■ Task to complete
Update the part of the records that opens with the line containing "List every element" and closes with the line containing "svg-text:Y: Y [798, 333, 806, 349]" by writing it out again with "screenshot" replaced by "rendering" and nothing else changed. Leave the pictures out of the answer.

■ Record excerpts
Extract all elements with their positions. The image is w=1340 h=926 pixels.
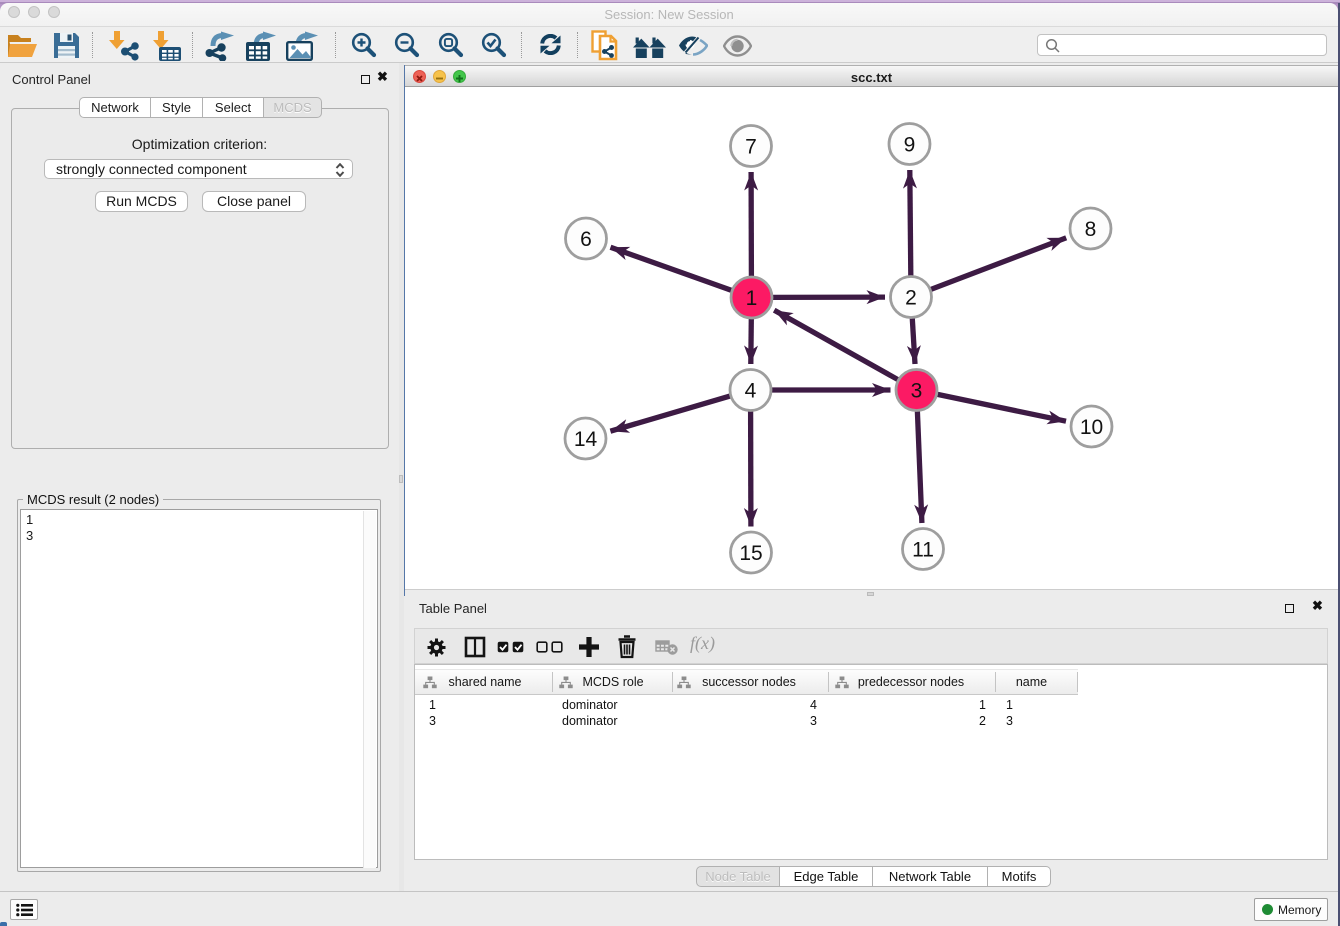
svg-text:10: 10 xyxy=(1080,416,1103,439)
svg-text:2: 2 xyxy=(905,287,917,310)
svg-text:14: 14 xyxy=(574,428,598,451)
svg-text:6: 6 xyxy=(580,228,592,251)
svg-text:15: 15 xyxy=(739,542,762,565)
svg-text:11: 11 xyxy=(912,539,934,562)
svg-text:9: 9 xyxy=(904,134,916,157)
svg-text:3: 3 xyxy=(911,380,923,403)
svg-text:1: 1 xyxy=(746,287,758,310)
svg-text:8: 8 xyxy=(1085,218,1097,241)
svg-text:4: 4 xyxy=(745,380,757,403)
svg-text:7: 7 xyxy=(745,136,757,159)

--

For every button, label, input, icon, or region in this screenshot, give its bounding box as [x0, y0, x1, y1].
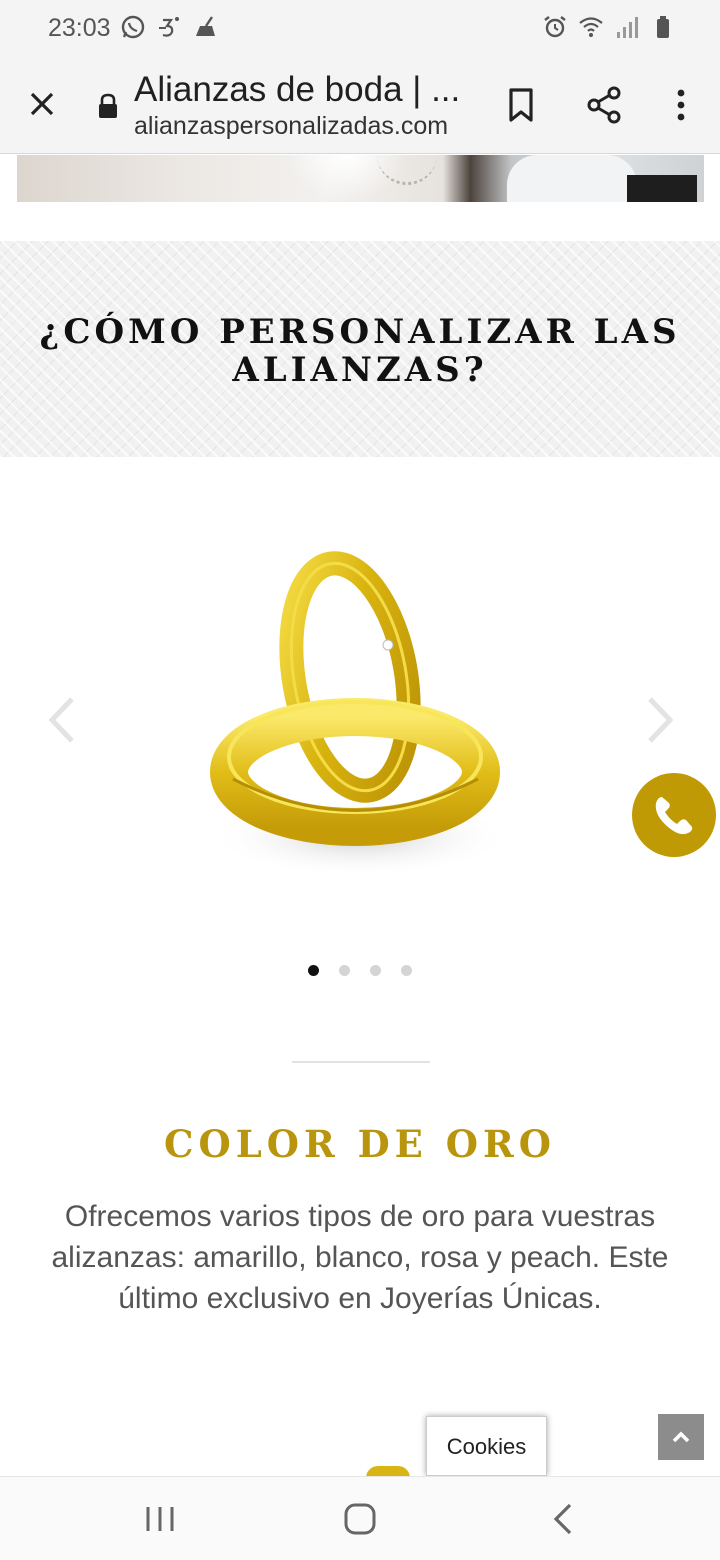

...

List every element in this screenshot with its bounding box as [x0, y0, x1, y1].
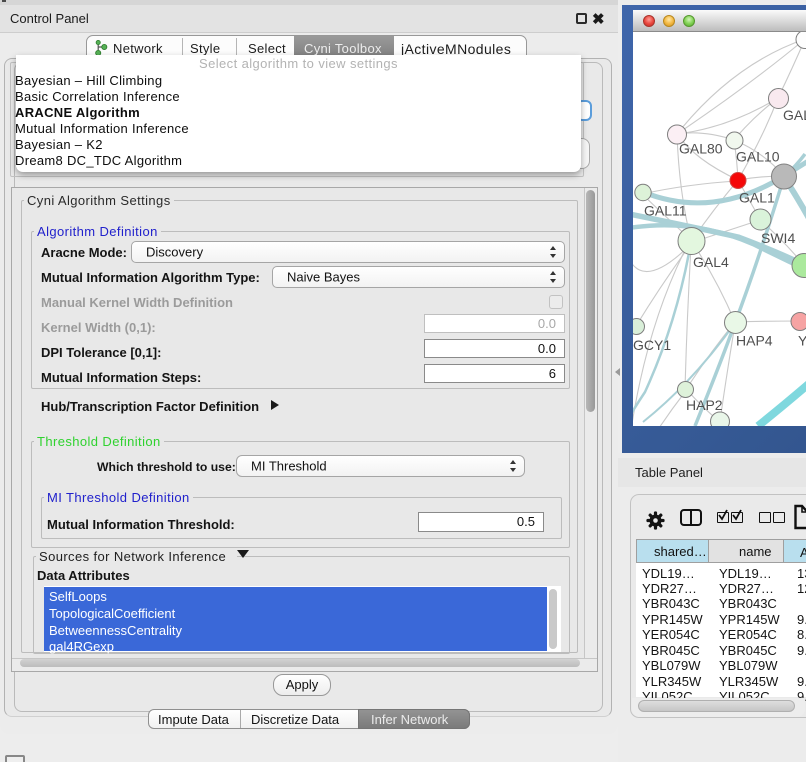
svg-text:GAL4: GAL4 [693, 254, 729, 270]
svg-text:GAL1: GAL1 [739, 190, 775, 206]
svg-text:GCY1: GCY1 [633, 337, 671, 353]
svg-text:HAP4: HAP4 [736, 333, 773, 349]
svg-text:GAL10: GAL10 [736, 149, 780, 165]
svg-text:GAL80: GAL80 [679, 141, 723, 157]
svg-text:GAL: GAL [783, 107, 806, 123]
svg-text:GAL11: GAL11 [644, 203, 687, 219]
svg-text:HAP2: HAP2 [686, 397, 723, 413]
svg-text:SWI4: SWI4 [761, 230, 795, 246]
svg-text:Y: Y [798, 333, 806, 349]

■ Problem solution
List every element in this rendering with its bounding box as [x0, y0, x1, y1].
svg-text:GAL4: GAL4 [693, 254, 729, 270]
svg-text:GAL1: GAL1 [739, 190, 775, 206]
svg-text:GCY1: GCY1 [633, 337, 671, 353]
svg-text:HAP4: HAP4 [736, 333, 773, 349]
svg-text:GAL10: GAL10 [736, 149, 780, 165]
svg-text:GAL80: GAL80 [679, 141, 723, 157]
svg-text:GAL: GAL [783, 107, 806, 123]
svg-text:GAL11: GAL11 [644, 203, 687, 219]
svg-text:HAP2: HAP2 [686, 397, 723, 413]
svg-text:SWI4: SWI4 [761, 230, 795, 246]
svg-text:Y: Y [798, 333, 806, 349]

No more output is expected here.